----- PROVIDED RECORDS
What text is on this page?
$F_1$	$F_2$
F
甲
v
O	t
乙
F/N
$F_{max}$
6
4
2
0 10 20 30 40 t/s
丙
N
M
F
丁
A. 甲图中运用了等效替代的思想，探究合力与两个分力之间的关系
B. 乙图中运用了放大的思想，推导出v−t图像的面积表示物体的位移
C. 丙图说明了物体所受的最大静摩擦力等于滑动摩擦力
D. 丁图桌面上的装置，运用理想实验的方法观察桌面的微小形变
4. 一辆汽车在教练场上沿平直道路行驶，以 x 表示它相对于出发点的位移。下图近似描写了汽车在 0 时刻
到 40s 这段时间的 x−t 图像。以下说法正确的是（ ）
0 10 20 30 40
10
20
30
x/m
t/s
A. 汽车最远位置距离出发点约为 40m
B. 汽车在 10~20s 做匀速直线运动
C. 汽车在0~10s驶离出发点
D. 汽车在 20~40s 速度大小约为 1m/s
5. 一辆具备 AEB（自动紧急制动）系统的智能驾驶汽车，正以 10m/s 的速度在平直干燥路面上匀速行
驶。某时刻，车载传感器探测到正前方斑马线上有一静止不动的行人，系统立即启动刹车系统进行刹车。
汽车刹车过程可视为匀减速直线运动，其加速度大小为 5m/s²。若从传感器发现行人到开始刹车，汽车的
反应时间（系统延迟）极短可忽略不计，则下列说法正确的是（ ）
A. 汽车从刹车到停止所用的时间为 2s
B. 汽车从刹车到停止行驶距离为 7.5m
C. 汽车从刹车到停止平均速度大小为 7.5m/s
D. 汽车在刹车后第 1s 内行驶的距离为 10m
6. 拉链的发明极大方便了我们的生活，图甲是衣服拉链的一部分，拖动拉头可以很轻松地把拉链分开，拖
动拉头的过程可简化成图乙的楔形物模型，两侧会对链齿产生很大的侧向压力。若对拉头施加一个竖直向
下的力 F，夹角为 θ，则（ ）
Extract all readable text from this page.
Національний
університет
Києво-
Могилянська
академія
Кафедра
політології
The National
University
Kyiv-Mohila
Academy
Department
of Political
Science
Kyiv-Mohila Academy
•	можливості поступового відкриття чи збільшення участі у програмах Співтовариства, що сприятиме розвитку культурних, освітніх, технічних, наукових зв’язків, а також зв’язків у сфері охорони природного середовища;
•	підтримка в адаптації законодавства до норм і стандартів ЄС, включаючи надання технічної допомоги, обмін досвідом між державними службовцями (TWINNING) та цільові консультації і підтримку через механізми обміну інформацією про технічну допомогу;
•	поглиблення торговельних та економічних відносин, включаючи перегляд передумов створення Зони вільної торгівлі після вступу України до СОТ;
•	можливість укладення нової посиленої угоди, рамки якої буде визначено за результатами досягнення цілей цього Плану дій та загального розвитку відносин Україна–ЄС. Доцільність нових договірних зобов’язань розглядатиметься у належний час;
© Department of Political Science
----------
● **THE EXERCISE**:
Pull out each record as written and restate it exactly.

● **SOLUTION**:
What text is on this page?
$F_1$	$F_2$
F
甲
v
O	t
乙
F/N
$F_{max}$
6
4
2
0 10 20 30 40 t/s
丙
N
M
F
丁
A. 甲图中运用了等效替代的思想，探究合力与两个分力之间的关系
B. 乙图中运用了放大的思想，推导出v−t图像的面积表示物体的位移
C. 丙图说明了物体所受的最大静摩擦力等于滑动摩擦力
D. 丁图桌面上的装置，运用理想实验的方法观察桌面的微小形变
4. 一辆汽车在教练场上沿平直道路行驶，以 x 表示它相对于出发点的位移。下图近似描写了汽车在 0 时刻
到 40s 这段时间的 x−t 图像。以下说法正确的是（ ）
0 10 20 30 40
10
20
30
x/m
t/s
A. 汽车最远位置距离出发点约为 40m
B. 汽车在 10~20s 做匀速直线运动
C. 汽车在0~10s驶离出发点
D. 汽车在 20~40s 速度大小约为 1m/s
5. 一辆具备 AEB（自动紧急制动）系统的智能驾驶汽车，正以 10m/s 的速度在平直干燥路面上匀速行
驶。某时刻，车载传感器探测到正前方斑马线上有一静止不动的行人，系统立即启动刹车系统进行刹车。
汽车刹车过程可视为匀减速直线运动，其加速度大小为 5m/s²。若从传感器发现行人到开始刹车，汽车的
反应时间（系统延迟）极短可忽略不计，则下列说法正确的是（ ）
A. 汽车从刹车到停止所用的时间为 2s
B. 汽车从刹车到停止行驶距离为 7.5m
C. 汽车从刹车到停止平均速度大小为 7.5m/s
D. 汽车在刹车后第 1s 内行驶的距离为 10m
6. 拉链的发明极大方便了我们的生活，图甲是衣服拉链的一部分，拖动拉头可以很轻松地把拉链分开，拖
动拉头的过程可简化成图乙的楔形物模型，两侧会对链齿产生很大的侧向压力。若对拉头施加一个竖直向
下的力 F，夹角为 θ，则（ ）
Extract all readable text from this page.
Національний
університет
Києво-
Могилянська
академія
Кафедра
політології
The National
University
Kyiv-Mohila
Academy
Department
of Political
Science
Kyiv-Mohila Academy
•	можливості поступового відкриття чи збільшення участі у програмах Співтовариства, що сприятиме розвитку культурних, освітніх, технічних, наукових зв’язків, а також зв’язків у сфері охорони природного середовища;
•	підтримка в адаптації законодавства до норм і стандартів ЄС, включаючи надання технічної допомоги, обмін досвідом між державними службовцями (TWINNING) та цільові консультації і підтримку через механізми обміну інформацією про технічну допомогу;
•	поглиблення торговельних та економічних відносин, включаючи перегляд передумов створення Зони вільної торгівлі після вступу України до СОТ;
•	можливість укладення нової посиленої угоди, рамки якої буде визначено за результатами досягнення цілей цього Плану дій та загального розвитку відносин Україна–ЄС. Доцільність нових договірних зобов’язань розглядатиметься у належний час;
© Department of Political Science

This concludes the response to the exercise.